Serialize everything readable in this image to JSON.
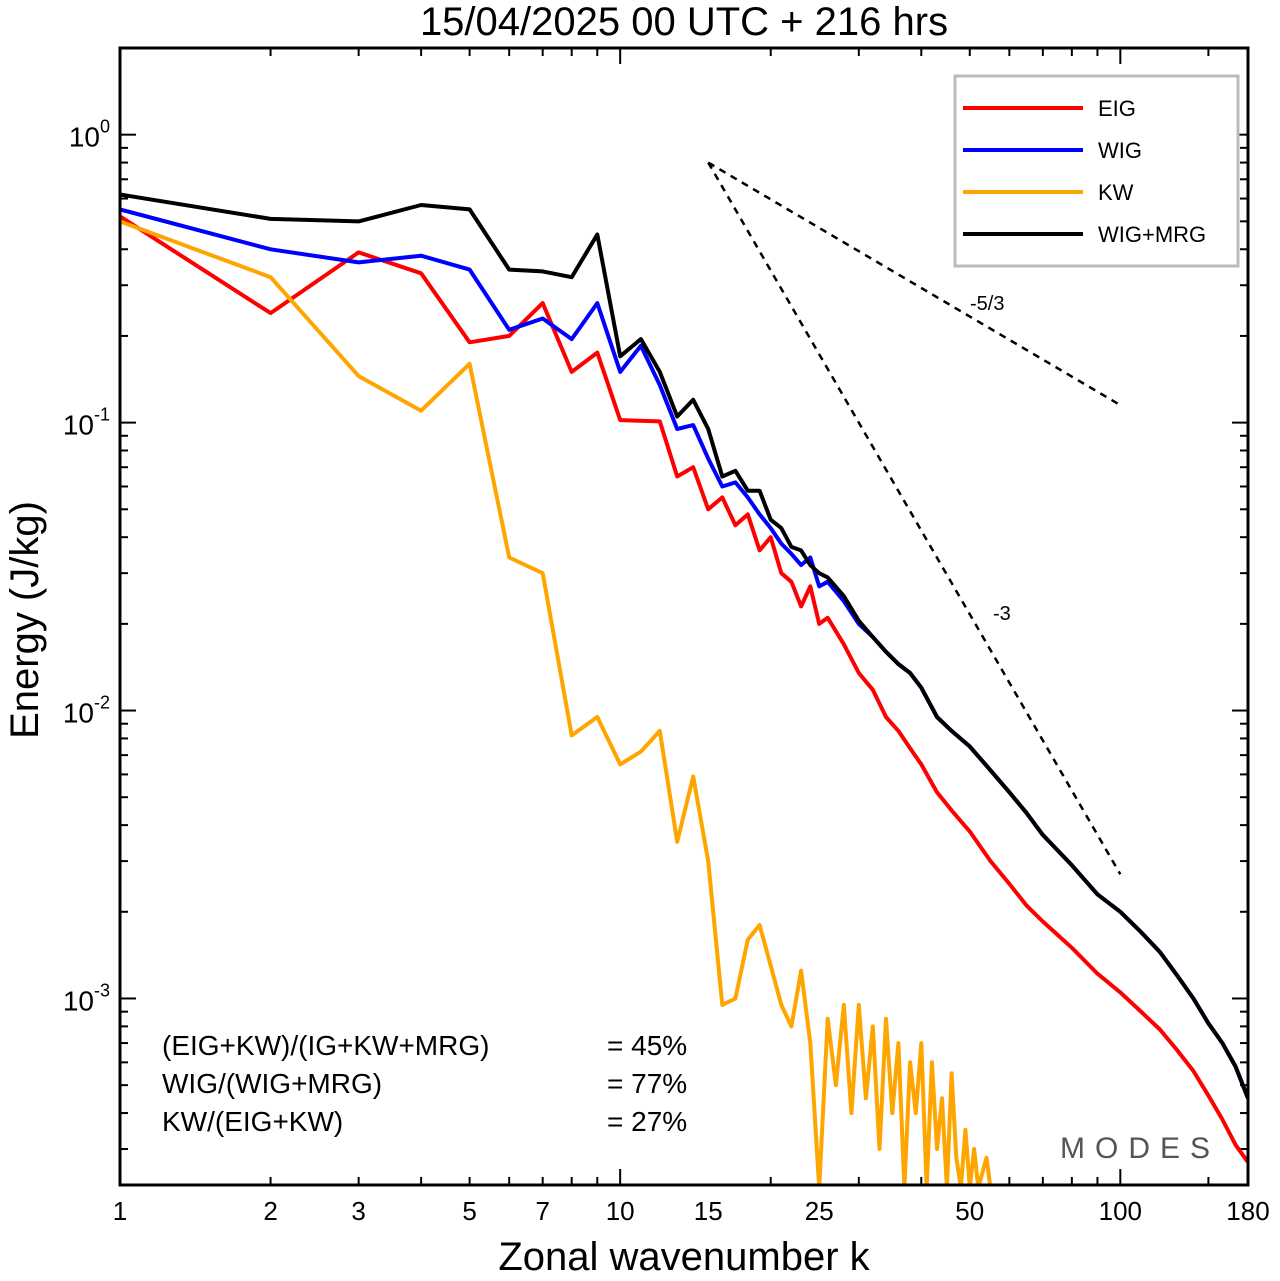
{
  "chart_data": {
    "type": "line",
    "title": "15/04/2025  00 UTC  + 216 hrs",
    "xlabel": "Zonal wavenumber k",
    "ylabel": "Energy (J/kg)",
    "xscale": "log",
    "yscale": "log",
    "xlim": [
      1,
      180
    ],
    "ylim": [
      0.000225,
      2.0
    ],
    "x_ticks": [
      1,
      2,
      3,
      5,
      7,
      10,
      15,
      25,
      50,
      100,
      180
    ],
    "x_tick_labels": [
      "1",
      "2",
      "3",
      "5",
      "7",
      "10",
      "15",
      "25",
      "50",
      "100",
      "180"
    ],
    "y_ticks": [
      {
        "value": 1.0,
        "base": "10",
        "exp": "0"
      },
      {
        "value": 0.1,
        "base": "10",
        "exp": "-1"
      },
      {
        "value": 0.01,
        "base": "10",
        "exp": "-2"
      },
      {
        "value": 0.001,
        "base": "10",
        "exp": "-3"
      }
    ],
    "legend": {
      "placement": "top-right",
      "entries": [
        "EIG",
        "WIG",
        "KW",
        "WIG+MRG"
      ]
    },
    "series": [
      {
        "name": "EIG",
        "color": "#ff0000",
        "points": [
          [
            1,
            0.52
          ],
          [
            2,
            0.24
          ],
          [
            3,
            0.39
          ],
          [
            4,
            0.33
          ],
          [
            5,
            0.19
          ],
          [
            6,
            0.2
          ],
          [
            7,
            0.26
          ],
          [
            8,
            0.15
          ],
          [
            9,
            0.175
          ],
          [
            10,
            0.102
          ],
          [
            12,
            0.101
          ],
          [
            13,
            0.065
          ],
          [
            14,
            0.07
          ],
          [
            15,
            0.05
          ],
          [
            16,
            0.055
          ],
          [
            17,
            0.044
          ],
          [
            18,
            0.048
          ],
          [
            19,
            0.036
          ],
          [
            20,
            0.04
          ],
          [
            21,
            0.03
          ],
          [
            22,
            0.028
          ],
          [
            23,
            0.023
          ],
          [
            24,
            0.027
          ],
          [
            25,
            0.02
          ],
          [
            26,
            0.021
          ],
          [
            28,
            0.017
          ],
          [
            30,
            0.0135
          ],
          [
            32,
            0.0118
          ],
          [
            34,
            0.0095
          ],
          [
            36,
            0.0085
          ],
          [
            38,
            0.0074
          ],
          [
            40,
            0.0065
          ],
          [
            43,
            0.0052
          ],
          [
            46,
            0.0045
          ],
          [
            50,
            0.0038
          ],
          [
            55,
            0.003
          ],
          [
            60,
            0.0025
          ],
          [
            65,
            0.0021
          ],
          [
            70,
            0.00185
          ],
          [
            80,
            0.0015
          ],
          [
            90,
            0.00122
          ],
          [
            100,
            0.00105
          ],
          [
            110,
            0.0009
          ],
          [
            120,
            0.00078
          ],
          [
            130,
            0.00066
          ],
          [
            140,
            0.00056
          ],
          [
            150,
            0.00046
          ],
          [
            160,
            0.00038
          ],
          [
            170,
            0.00031
          ],
          [
            180,
            0.00027
          ]
        ]
      },
      {
        "name": "WIG",
        "color": "#0000ff",
        "points": [
          [
            1,
            0.55
          ],
          [
            2,
            0.4
          ],
          [
            3,
            0.36
          ],
          [
            4,
            0.38
          ],
          [
            5,
            0.34
          ],
          [
            6,
            0.21
          ],
          [
            7,
            0.23
          ],
          [
            8,
            0.195
          ],
          [
            9,
            0.26
          ],
          [
            10,
            0.15
          ],
          [
            11,
            0.185
          ],
          [
            12,
            0.135
          ],
          [
            13,
            0.095
          ],
          [
            14,
            0.098
          ],
          [
            15,
            0.075
          ],
          [
            16,
            0.06
          ],
          [
            17,
            0.062
          ],
          [
            18,
            0.055
          ],
          [
            19,
            0.048
          ],
          [
            20,
            0.043
          ],
          [
            21,
            0.038
          ],
          [
            22,
            0.035
          ],
          [
            23,
            0.032
          ],
          [
            24,
            0.034
          ],
          [
            25,
            0.027
          ],
          [
            26,
            0.028
          ],
          [
            28,
            0.024
          ],
          [
            30,
            0.02
          ],
          [
            32,
            0.018
          ],
          [
            34,
            0.016
          ],
          [
            36,
            0.0145
          ],
          [
            38,
            0.0135
          ],
          [
            40,
            0.012
          ],
          [
            43,
            0.0095
          ],
          [
            46,
            0.0085
          ],
          [
            50,
            0.0075
          ],
          [
            55,
            0.0062
          ],
          [
            60,
            0.0052
          ],
          [
            65,
            0.0044
          ],
          [
            70,
            0.0037
          ],
          [
            80,
            0.0029
          ],
          [
            90,
            0.0023
          ],
          [
            100,
            0.002
          ],
          [
            110,
            0.0017
          ],
          [
            120,
            0.00145
          ],
          [
            130,
            0.0012
          ],
          [
            140,
            0.001
          ],
          [
            150,
            0.00082
          ],
          [
            160,
            0.0007
          ],
          [
            170,
            0.00058
          ],
          [
            180,
            0.00045
          ]
        ]
      },
      {
        "name": "KW",
        "color": "#ffa500",
        "points": [
          [
            1,
            0.5
          ],
          [
            2,
            0.32
          ],
          [
            3,
            0.145
          ],
          [
            4,
            0.11
          ],
          [
            5,
            0.16
          ],
          [
            6,
            0.034
          ],
          [
            7,
            0.03
          ],
          [
            8,
            0.0082
          ],
          [
            9,
            0.0095
          ],
          [
            10,
            0.0065
          ],
          [
            11,
            0.0072
          ],
          [
            12,
            0.0085
          ],
          [
            13,
            0.0035
          ],
          [
            14,
            0.0059
          ],
          [
            15,
            0.003
          ],
          [
            16,
            0.00095
          ],
          [
            17,
            0.001
          ],
          [
            18,
            0.0016
          ],
          [
            19,
            0.0018
          ],
          [
            20,
            0.0013
          ],
          [
            21,
            0.00095
          ],
          [
            22,
            0.0008
          ],
          [
            23,
            0.00125
          ],
          [
            24,
            0.0007
          ],
          [
            25,
            0.00022
          ],
          [
            26,
            0.00085
          ],
          [
            27,
            0.0005
          ],
          [
            28,
            0.00095
          ],
          [
            29,
            0.0004
          ],
          [
            30,
            0.00095
          ],
          [
            31,
            0.00045
          ],
          [
            32,
            0.0008
          ],
          [
            33,
            0.0003
          ],
          [
            34,
            0.00085
          ],
          [
            35,
            0.0004
          ],
          [
            36,
            0.0007
          ],
          [
            37,
            0.00022
          ],
          [
            38,
            0.0006
          ],
          [
            39,
            0.0004
          ],
          [
            40,
            0.0007
          ],
          [
            41,
            0.00022
          ],
          [
            42,
            0.0006
          ],
          [
            43,
            0.0003
          ],
          [
            44,
            0.00045
          ],
          [
            45,
            0.00022
          ],
          [
            46,
            0.00055
          ],
          [
            47,
            0.00028
          ],
          [
            48,
            0.00022
          ],
          [
            49,
            0.00035
          ],
          [
            50,
            0.00022
          ],
          [
            51,
            0.0003
          ],
          [
            52,
            0.00022
          ],
          [
            54,
            0.00028
          ],
          [
            55,
            0.00022
          ]
        ]
      },
      {
        "name": "WIG+MRG",
        "color": "#000000",
        "points": [
          [
            1,
            0.62
          ],
          [
            2,
            0.51
          ],
          [
            3,
            0.5
          ],
          [
            4,
            0.57
          ],
          [
            5,
            0.55
          ],
          [
            6,
            0.34
          ],
          [
            7,
            0.335
          ],
          [
            8,
            0.32
          ],
          [
            9,
            0.45
          ],
          [
            10,
            0.17
          ],
          [
            11,
            0.195
          ],
          [
            12,
            0.15
          ],
          [
            13,
            0.105
          ],
          [
            14,
            0.12
          ],
          [
            15,
            0.095
          ],
          [
            16,
            0.065
          ],
          [
            17,
            0.068
          ],
          [
            18,
            0.058
          ],
          [
            19,
            0.058
          ],
          [
            20,
            0.046
          ],
          [
            21,
            0.043
          ],
          [
            22,
            0.037
          ],
          [
            23,
            0.036
          ],
          [
            24,
            0.032
          ],
          [
            25,
            0.03
          ],
          [
            26,
            0.029
          ],
          [
            28,
            0.025
          ],
          [
            30,
            0.0205
          ],
          [
            32,
            0.018
          ],
          [
            34,
            0.016
          ],
          [
            36,
            0.0145
          ],
          [
            38,
            0.0135
          ],
          [
            40,
            0.012
          ],
          [
            43,
            0.0095
          ],
          [
            46,
            0.0085
          ],
          [
            50,
            0.0075
          ],
          [
            55,
            0.0062
          ],
          [
            60,
            0.0052
          ],
          [
            65,
            0.0044
          ],
          [
            70,
            0.0037
          ],
          [
            80,
            0.0029
          ],
          [
            90,
            0.0023
          ],
          [
            100,
            0.002
          ],
          [
            110,
            0.0017
          ],
          [
            120,
            0.00145
          ],
          [
            130,
            0.0012
          ],
          [
            140,
            0.001
          ],
          [
            150,
            0.00082
          ],
          [
            160,
            0.0007
          ],
          [
            170,
            0.00058
          ],
          [
            180,
            0.00045
          ]
        ]
      }
    ],
    "reference_slopes": [
      {
        "label": "-5/3",
        "from": [
          15,
          0.8
        ],
        "to": [
          100,
          0.115
        ]
      },
      {
        "label": "-3",
        "from": [
          15,
          0.8
        ],
        "to": [
          100,
          0.0027
        ]
      }
    ],
    "annotations": [
      {
        "text": "(EIG+KW)/(IG+KW+MRG)",
        "value": "= 45%"
      },
      {
        "text": "WIG/(WIG+MRG)",
        "value": "= 77%"
      },
      {
        "text": "KW/(EIG+KW)",
        "value": "= 27%"
      }
    ],
    "watermark": "MODES"
  }
}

++++

Directions: Keep only those lines of the records that hold "name", and return them.

Answer to the problem:
        "name": "EIG",
        "name": "WIG",
        "name": "KW",
        "name": "WIG+MRG",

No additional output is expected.